__Exercise__.
With the pictures left out, copy the listing below exactly.

__Supplied data__.
__________________________________________________

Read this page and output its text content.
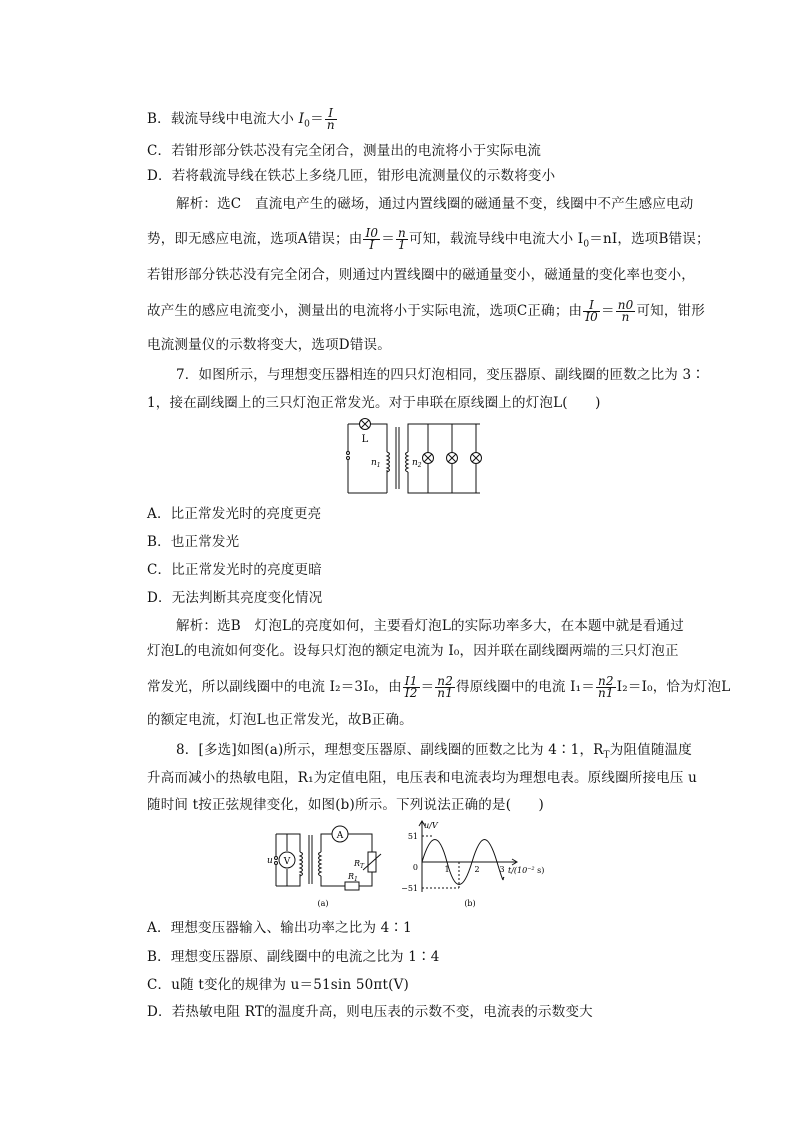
B．载流导线中电流大小 $I_0= \frac{I}{n}$
C．若钳形部分铁芯没有完全闭合，测量出的电流将小于实际电流
D．若将载流导线在铁芯上多绕几匝，钳形电流测量仪的示数将变小
解析：选C　直流电产生的磁场，通过内置线圈的磁通量不变，线圈中不产生感应电动
势，即无感应电流，选项A错误；由 $\frac{I0}{I} = \frac{n}{1}$ 可知，载流导线中电流大小 $I_0=nI$，选项B错误；
若钳形部分铁芯没有完全闭合，则通过内置线圈中的磁通量变小，磁通量的变化率也变小，
故产生的感应电流变小，测量出的电流将小于实际电流，选项C正确；由 $\frac{I}{I0} = \frac{n0}{n}$ 可知，钳形
电流测量仪的示数将变大，选项D错误。
7．如图所示，与理想变压器相连的四只灯泡相同，变压器原、副线圈的匝数之比为 3∶
1，接在副线圈上的三只灯泡正常发光。对于串联在原线圈上的灯泡L(　　)
L
$n_1$	$n_2$
A．比正常发光时的亮度更亮
B．也正常发光
C．比正常发光时的亮度更暗
D．无法判断其亮度变化情况
解析：选B　灯泡L的亮度如何，主要看灯泡L的实际功率多大，在本题中就是看通过
灯泡L的电流如何变化。设每只灯泡的额定电流为 I₀，因并联在副线圈两端的三只灯泡正
常发光，所以副线圈中的电流 I₂＝3I₀，由 $\frac{I1}{I2} = \frac{n2}{n1}$ 得原线圈中的电流 $I_1= \frac{n2}{n1} I_2=I_0$，恰为灯泡L
的额定电流，灯泡L也正常发光，故B正确。
8．[多选]如图(a)所示，理想变压器原、副线圈的匝数之比为 4∶1，$R_T$为阻值随温度
升高而减小的热敏电阻，R₁为定值电阻，电压表和电流表均为理想电表。原线圈所接电压 u
随时间 t按正弦规律变化，如图(b)所示。下列说法正确的是(　　)
u V
A
$R_T$
$R_1$
(a)
u/V
51
−51
0	1	2 3 $t/(10^{-2}$ s)
(b)
A．理想变压器输入、输出功率之比为 4∶1
B．理想变压器原、副线圈中的电流之比为 1∶4
C．u随 t变化的规律为 u＝51sin 50πt(V)
D．若热敏电阻 RT的温度升高，则电压表的示数不变，电流表的示数变大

__________________________________________________

__Reply__.
Read this page and output its text content.
B．载流导线中电流大小 $I_0= \frac{I}{n}$
C．若钳形部分铁芯没有完全闭合，测量出的电流将小于实际电流
D．若将载流导线在铁芯上多绕几匝，钳形电流测量仪的示数将变小
解析：选C　直流电产生的磁场，通过内置线圈的磁通量不变，线圈中不产生感应电动
势，即无感应电流，选项A错误；由 $\frac{I0}{I} = \frac{n}{1}$ 可知，载流导线中电流大小 $I_0=nI$，选项B错误；
若钳形部分铁芯没有完全闭合，则通过内置线圈中的磁通量变小，磁通量的变化率也变小，
故产生的感应电流变小，测量出的电流将小于实际电流，选项C正确；由 $\frac{I}{I0} = \frac{n0}{n}$ 可知，钳形
电流测量仪的示数将变大，选项D错误。
7．如图所示，与理想变压器相连的四只灯泡相同，变压器原、副线圈的匝数之比为 3∶
1，接在副线圈上的三只灯泡正常发光。对于串联在原线圈上的灯泡L(　　)
L
$n_1$	$n_2$
A．比正常发光时的亮度更亮
B．也正常发光
C．比正常发光时的亮度更暗
D．无法判断其亮度变化情况
解析：选B　灯泡L的亮度如何，主要看灯泡L的实际功率多大，在本题中就是看通过
灯泡L的电流如何变化。设每只灯泡的额定电流为 I₀，因并联在副线圈两端的三只灯泡正
常发光，所以副线圈中的电流 I₂＝3I₀，由 $\frac{I1}{I2} = \frac{n2}{n1}$ 得原线圈中的电流 $I_1= \frac{n2}{n1} I_2=I_0$，恰为灯泡L
的额定电流，灯泡L也正常发光，故B正确。
8．[多选]如图(a)所示，理想变压器原、副线圈的匝数之比为 4∶1，$R_T$为阻值随温度
升高而减小的热敏电阻，R₁为定值电阻，电压表和电流表均为理想电表。原线圈所接电压 u
随时间 t按正弦规律变化，如图(b)所示。下列说法正确的是(　　)
u V
A
$R_T$
$R_1$
(a)
u/V
51
−51
0	1	2 3 $t/(10^{-2}$ s)
(b)
A．理想变压器输入、输出功率之比为 4∶1
B．理想变压器原、副线圈中的电流之比为 1∶4
C．u随 t变化的规律为 u＝51sin 50πt(V)
D．若热敏电阻 RT的温度升高，则电压表的示数不变，电流表的示数变大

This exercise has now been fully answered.